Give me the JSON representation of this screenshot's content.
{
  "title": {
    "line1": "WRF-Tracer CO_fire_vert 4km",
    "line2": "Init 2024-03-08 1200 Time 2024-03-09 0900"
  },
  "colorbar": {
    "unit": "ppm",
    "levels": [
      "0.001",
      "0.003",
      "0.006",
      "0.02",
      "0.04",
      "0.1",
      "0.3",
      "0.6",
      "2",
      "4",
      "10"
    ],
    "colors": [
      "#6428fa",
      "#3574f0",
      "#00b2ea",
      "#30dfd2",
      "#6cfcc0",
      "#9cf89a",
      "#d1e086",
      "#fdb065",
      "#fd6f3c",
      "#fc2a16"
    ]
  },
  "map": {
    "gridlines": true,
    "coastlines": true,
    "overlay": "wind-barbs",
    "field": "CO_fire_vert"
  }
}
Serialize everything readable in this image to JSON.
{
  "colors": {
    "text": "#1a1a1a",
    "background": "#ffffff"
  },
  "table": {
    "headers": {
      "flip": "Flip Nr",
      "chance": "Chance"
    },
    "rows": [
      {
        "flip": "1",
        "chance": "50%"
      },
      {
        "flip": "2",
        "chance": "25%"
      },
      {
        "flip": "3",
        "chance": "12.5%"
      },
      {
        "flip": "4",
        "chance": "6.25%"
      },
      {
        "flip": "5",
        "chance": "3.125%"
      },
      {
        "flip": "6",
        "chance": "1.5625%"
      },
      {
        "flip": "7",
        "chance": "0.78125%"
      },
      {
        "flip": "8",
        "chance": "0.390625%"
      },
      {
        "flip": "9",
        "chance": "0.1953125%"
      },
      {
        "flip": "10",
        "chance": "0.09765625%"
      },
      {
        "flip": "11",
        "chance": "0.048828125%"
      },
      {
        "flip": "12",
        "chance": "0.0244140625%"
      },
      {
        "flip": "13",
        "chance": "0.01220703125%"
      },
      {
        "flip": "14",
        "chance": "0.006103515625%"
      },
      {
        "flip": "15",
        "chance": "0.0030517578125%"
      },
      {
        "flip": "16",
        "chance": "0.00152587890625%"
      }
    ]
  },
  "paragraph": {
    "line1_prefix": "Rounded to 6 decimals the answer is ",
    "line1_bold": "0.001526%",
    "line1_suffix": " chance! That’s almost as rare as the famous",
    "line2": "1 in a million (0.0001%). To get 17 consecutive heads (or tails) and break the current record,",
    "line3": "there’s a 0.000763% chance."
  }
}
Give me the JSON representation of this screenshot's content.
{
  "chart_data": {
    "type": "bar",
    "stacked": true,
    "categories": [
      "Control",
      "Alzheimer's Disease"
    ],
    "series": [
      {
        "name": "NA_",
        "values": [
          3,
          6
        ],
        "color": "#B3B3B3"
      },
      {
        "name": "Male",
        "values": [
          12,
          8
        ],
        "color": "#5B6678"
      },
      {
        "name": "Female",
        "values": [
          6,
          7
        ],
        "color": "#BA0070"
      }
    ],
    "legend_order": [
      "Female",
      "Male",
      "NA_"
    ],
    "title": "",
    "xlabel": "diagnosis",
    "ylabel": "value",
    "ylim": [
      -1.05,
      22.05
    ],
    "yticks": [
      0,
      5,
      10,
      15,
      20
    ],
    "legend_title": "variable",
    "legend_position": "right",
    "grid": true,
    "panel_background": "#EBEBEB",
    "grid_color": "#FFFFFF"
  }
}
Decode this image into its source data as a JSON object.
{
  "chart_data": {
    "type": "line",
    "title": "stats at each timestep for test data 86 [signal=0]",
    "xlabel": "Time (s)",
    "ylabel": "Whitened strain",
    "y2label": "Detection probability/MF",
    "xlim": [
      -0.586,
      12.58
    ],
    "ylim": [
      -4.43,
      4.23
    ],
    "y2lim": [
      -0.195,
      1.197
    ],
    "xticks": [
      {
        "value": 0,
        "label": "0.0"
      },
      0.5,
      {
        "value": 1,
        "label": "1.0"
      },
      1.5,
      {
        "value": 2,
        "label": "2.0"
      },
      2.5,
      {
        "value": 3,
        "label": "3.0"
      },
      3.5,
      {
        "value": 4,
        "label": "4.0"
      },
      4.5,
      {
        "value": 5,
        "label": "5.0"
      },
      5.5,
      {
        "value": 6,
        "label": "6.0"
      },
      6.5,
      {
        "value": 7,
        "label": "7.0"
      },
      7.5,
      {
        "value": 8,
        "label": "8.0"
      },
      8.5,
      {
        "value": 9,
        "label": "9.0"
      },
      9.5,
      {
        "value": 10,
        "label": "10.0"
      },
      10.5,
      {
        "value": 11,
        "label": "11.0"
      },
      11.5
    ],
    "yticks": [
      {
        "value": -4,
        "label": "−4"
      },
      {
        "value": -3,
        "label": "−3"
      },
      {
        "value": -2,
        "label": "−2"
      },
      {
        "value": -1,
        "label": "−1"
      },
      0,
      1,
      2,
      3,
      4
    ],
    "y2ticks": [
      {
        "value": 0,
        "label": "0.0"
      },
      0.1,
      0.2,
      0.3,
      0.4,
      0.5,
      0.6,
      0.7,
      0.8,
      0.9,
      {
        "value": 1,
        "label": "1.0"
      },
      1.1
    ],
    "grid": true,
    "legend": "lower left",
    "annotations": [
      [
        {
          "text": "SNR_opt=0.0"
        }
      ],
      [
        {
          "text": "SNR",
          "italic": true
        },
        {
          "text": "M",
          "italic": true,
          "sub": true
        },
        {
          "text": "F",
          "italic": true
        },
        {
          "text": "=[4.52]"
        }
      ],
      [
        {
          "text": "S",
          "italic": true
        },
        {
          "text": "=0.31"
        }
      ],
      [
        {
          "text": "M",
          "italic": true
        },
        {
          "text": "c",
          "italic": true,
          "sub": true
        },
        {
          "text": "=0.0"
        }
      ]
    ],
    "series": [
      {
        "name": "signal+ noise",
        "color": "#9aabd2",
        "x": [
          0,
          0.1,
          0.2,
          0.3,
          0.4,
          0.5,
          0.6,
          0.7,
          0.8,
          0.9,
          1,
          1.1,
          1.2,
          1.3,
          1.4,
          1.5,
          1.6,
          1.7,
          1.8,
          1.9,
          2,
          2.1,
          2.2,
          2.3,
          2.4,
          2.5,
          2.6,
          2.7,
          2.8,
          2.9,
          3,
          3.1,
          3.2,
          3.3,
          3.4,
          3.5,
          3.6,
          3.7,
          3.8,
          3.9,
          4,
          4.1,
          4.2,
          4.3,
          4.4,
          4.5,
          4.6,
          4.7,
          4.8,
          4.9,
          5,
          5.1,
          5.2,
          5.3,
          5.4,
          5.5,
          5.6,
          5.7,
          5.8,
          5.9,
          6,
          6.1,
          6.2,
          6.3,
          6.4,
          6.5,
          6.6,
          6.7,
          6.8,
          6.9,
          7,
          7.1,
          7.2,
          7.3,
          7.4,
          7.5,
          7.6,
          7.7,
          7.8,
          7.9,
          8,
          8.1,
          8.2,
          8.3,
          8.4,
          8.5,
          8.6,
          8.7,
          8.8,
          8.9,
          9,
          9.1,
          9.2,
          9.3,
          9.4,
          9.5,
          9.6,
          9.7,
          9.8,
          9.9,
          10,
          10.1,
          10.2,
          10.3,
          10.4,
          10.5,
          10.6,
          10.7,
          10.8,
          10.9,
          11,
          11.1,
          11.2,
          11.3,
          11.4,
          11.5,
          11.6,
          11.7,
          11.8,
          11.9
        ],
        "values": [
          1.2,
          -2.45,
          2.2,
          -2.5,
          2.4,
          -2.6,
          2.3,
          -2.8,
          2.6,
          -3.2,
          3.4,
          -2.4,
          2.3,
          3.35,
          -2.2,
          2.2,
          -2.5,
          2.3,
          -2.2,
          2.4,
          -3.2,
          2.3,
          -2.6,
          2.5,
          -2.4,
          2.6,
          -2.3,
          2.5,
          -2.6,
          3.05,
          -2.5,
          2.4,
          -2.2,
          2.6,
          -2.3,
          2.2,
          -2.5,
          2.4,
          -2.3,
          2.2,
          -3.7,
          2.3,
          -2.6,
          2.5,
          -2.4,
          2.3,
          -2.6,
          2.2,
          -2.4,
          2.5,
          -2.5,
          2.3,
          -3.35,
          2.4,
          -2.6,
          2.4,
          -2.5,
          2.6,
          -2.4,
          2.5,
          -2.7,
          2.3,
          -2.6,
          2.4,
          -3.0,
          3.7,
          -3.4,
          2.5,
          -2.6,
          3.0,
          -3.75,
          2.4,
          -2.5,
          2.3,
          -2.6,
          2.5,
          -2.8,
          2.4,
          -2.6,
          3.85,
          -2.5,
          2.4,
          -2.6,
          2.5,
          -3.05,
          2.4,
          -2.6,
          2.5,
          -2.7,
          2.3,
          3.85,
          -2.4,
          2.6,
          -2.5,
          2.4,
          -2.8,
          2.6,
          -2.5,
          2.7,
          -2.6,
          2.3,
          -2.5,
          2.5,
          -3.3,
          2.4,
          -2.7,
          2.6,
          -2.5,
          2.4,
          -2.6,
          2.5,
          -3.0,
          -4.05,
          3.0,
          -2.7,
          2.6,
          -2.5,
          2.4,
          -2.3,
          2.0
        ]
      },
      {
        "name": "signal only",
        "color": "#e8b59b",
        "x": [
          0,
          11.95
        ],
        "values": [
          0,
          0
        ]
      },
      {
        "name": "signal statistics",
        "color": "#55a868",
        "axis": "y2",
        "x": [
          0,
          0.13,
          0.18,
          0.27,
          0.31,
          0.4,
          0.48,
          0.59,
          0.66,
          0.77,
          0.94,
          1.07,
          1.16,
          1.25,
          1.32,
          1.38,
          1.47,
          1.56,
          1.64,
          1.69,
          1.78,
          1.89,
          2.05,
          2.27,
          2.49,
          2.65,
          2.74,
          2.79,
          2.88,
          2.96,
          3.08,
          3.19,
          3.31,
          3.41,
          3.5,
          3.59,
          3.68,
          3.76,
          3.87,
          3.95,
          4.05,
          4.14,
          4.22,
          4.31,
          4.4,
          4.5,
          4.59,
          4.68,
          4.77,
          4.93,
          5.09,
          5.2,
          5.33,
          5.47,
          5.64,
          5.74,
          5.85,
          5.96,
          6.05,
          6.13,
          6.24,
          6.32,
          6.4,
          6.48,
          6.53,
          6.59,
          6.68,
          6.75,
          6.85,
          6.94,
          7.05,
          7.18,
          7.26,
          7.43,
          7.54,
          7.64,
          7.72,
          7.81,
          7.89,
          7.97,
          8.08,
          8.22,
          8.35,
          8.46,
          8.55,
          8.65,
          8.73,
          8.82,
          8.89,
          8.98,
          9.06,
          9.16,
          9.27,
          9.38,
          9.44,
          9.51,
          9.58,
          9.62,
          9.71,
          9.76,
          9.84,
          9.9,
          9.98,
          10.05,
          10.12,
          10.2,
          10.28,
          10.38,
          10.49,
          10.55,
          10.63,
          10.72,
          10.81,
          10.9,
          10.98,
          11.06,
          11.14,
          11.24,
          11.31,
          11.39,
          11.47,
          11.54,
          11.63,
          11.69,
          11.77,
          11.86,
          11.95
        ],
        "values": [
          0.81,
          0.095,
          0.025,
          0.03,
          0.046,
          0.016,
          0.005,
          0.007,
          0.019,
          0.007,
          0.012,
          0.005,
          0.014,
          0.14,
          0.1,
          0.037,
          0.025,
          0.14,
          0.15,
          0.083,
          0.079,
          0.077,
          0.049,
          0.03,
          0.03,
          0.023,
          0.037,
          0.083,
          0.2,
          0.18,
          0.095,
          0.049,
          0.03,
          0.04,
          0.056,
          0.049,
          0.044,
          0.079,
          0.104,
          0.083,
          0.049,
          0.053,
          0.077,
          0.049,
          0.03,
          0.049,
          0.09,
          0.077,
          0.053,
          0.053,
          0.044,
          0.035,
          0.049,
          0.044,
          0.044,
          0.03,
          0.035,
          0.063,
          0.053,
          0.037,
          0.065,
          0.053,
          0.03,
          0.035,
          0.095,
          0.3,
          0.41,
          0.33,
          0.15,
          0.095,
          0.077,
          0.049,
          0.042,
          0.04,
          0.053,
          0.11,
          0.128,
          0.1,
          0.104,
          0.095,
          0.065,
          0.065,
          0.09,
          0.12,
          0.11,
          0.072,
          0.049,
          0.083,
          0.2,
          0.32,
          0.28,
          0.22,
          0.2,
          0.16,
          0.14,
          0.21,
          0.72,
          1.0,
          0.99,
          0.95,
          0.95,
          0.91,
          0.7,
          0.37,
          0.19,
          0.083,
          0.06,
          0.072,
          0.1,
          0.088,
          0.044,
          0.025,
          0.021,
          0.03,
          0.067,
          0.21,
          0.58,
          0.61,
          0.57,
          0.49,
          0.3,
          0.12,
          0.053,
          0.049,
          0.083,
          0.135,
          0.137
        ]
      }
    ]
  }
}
.....
Stated problem:
Filter the entries above down to the lines containing the word "JSON".

Output below:
Give me the JSON representation of this screenshot's content.
Serialize everything readable in this image to JSON.
Give me the JSON representation of this screenshot's content.
Decode this image into its source data as a JSON object.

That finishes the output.